Rows drawn from a collection →
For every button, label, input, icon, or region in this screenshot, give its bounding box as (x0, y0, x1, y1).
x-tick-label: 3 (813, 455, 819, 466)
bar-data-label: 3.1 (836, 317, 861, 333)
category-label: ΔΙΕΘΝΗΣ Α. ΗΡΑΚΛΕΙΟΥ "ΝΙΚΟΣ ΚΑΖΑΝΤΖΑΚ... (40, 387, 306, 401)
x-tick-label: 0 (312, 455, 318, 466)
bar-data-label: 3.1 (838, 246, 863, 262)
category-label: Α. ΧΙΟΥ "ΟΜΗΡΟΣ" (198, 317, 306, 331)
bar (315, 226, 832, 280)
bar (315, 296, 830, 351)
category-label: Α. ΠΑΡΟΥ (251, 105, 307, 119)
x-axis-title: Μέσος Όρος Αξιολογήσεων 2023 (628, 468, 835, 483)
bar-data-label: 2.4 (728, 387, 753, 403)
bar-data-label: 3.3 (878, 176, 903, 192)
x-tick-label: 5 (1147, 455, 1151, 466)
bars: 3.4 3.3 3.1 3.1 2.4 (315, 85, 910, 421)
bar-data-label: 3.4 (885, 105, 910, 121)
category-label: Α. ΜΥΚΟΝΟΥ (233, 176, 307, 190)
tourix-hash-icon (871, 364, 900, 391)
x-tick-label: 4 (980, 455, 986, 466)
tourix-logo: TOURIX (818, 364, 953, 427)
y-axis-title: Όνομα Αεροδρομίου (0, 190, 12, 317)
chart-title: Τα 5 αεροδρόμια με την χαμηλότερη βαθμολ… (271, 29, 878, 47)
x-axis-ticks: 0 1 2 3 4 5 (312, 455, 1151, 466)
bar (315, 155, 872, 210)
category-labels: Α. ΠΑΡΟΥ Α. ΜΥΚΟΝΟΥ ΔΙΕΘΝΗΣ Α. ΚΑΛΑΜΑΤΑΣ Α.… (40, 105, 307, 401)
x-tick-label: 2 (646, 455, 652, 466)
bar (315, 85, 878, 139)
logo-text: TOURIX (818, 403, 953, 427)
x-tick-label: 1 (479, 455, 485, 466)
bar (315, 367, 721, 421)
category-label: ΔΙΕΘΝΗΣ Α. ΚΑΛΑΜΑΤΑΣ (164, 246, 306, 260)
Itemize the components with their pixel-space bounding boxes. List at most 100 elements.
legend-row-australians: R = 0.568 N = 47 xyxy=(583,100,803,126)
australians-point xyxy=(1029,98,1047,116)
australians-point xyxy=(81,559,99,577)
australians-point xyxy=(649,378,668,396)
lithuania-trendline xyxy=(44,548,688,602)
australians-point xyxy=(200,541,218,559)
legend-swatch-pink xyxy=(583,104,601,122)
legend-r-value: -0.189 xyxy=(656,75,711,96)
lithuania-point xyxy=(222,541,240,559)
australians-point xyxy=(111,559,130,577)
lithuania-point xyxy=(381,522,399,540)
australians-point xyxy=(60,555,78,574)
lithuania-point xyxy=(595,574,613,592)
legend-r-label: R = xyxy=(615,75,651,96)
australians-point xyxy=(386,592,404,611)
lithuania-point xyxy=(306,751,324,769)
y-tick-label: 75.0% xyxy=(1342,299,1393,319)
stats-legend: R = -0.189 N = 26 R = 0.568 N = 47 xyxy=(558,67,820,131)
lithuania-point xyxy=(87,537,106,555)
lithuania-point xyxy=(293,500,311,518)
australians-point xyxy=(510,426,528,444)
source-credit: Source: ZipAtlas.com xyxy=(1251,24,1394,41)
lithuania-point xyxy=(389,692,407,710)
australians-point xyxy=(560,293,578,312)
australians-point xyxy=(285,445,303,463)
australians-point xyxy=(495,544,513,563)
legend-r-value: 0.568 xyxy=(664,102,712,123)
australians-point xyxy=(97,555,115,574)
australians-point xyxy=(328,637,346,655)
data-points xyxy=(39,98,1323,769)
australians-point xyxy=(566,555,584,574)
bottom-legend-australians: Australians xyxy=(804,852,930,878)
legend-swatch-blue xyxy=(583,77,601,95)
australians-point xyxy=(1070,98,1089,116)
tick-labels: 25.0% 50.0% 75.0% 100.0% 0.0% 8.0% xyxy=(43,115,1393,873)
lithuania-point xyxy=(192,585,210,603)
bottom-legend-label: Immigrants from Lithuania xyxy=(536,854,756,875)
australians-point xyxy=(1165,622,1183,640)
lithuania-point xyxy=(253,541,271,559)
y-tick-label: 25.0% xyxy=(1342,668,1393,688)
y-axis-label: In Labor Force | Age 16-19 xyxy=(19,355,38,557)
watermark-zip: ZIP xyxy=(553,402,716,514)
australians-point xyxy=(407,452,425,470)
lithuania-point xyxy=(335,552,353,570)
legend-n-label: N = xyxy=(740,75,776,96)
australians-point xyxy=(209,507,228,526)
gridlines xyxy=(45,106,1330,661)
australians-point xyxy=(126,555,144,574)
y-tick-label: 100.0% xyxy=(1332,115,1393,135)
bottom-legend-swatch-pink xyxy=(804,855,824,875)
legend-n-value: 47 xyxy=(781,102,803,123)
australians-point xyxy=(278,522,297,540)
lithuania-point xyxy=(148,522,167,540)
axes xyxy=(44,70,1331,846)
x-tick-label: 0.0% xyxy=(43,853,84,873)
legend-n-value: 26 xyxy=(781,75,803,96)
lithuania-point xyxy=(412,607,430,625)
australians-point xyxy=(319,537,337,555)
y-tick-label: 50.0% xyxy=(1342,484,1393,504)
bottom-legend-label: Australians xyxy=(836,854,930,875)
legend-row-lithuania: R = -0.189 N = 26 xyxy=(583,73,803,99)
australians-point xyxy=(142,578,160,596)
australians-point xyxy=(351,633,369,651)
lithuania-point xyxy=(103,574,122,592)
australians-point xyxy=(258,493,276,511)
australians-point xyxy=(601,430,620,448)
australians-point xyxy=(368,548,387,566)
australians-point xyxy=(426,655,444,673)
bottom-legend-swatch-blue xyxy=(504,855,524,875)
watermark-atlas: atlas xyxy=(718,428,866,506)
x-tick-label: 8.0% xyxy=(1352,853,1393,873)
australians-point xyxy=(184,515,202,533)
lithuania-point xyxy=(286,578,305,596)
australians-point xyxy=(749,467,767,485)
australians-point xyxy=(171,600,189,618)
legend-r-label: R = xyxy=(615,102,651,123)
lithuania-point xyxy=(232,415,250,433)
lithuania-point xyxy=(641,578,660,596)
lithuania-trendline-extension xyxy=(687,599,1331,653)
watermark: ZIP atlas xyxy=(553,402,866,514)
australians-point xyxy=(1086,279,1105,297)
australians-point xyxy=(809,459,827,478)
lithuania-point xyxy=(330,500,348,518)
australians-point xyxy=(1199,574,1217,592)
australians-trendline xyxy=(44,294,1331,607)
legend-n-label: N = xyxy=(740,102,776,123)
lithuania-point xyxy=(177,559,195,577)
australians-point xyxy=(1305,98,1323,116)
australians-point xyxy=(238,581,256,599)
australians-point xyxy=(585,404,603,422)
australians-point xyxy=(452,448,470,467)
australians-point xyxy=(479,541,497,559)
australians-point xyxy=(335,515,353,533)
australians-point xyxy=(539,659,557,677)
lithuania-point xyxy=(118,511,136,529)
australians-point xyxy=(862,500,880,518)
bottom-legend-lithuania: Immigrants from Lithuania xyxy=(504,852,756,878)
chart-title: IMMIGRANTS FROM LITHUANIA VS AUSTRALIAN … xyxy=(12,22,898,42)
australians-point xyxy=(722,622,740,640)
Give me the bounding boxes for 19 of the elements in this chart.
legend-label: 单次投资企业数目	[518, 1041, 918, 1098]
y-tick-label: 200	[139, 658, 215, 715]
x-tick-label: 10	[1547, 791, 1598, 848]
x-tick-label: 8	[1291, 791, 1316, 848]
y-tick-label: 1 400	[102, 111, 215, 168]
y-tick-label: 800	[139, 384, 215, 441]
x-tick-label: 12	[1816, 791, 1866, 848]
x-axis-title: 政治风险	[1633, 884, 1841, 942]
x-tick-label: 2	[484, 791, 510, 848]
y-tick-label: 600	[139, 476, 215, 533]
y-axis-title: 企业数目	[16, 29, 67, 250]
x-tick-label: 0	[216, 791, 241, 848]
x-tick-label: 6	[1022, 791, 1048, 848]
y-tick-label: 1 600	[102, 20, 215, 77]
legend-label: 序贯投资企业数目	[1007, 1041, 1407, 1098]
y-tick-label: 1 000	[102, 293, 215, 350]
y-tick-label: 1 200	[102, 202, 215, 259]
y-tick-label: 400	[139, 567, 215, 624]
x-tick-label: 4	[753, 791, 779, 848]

Exercise aim → Update the rows starting at the first one and ending at the row that contains "bar-data-label: 3.1 (838, 246, 863, 262)", replacing "bar-data-label" with "bar-value-label" and leaving everything else unchanged.

Task solution →
For every button, label, input, icon, or region in this screenshot, give its bounding box as (x0, y0, x1, y1).
x-tick-label: 3 (813, 455, 819, 466)
bar-value-label: 3.1 (836, 317, 861, 333)
category-label: ΔΙΕΘΝΗΣ Α. ΗΡΑΚΛΕΙΟΥ "ΝΙΚΟΣ ΚΑΖΑΝΤΖΑΚ... (40, 387, 306, 401)
x-tick-label: 0 (312, 455, 318, 466)
bar-value-label: 3.1 (838, 246, 863, 262)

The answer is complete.